- **Instructions to follow**
Reproduce the listing exactly and skip over any pictures.
####################
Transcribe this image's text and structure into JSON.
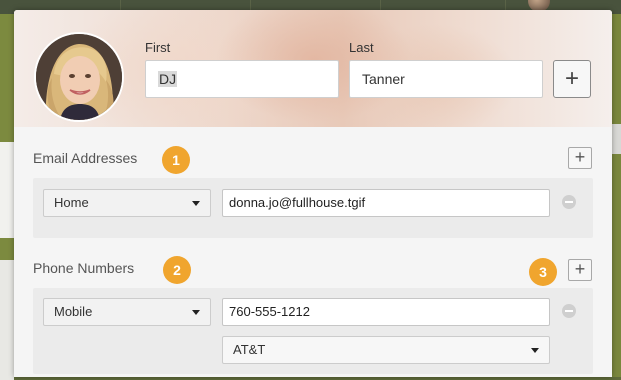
{
  "header": {
    "first_label": "First",
    "first_value": "DJ",
    "last_label": "Last",
    "last_value": "Tanner",
    "add_icon": "+"
  },
  "email": {
    "title": "Email Addresses",
    "badge": "1",
    "type": "Home",
    "value": "donna.jo@fullhouse.tgif",
    "add_icon": "+"
  },
  "phone": {
    "title": "Phone Numbers",
    "badge": "2",
    "add_badge": "3",
    "type": "Mobile",
    "value": "760-555-1212",
    "carrier": "AT&T",
    "add_icon": "+"
  },
  "colors": {
    "badge": "#f0a52e",
    "background_app": "#7c8a3f"
  }
}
####################
- **Result of the task**
Transcribe this image's text and structure into JSON.
{
  "header": {
    "first_label": "First",
    "first_value": "DJ",
    "last_label": "Last",
    "last_value": "Tanner",
    "add_icon": "+"
  },
  "email": {
    "title": "Email Addresses",
    "badge": "1",
    "type": "Home",
    "value": "donna.jo@fullhouse.tgif",
    "add_icon": "+"
  },
  "phone": {
    "title": "Phone Numbers",
    "badge": "2",
    "add_badge": "3",
    "type": "Mobile",
    "value": "760-555-1212",
    "carrier": "AT&T",
    "add_icon": "+"
  },
  "colors": {
    "badge": "#f0a52e",
    "background_app": "#7c8a3f"
  }
}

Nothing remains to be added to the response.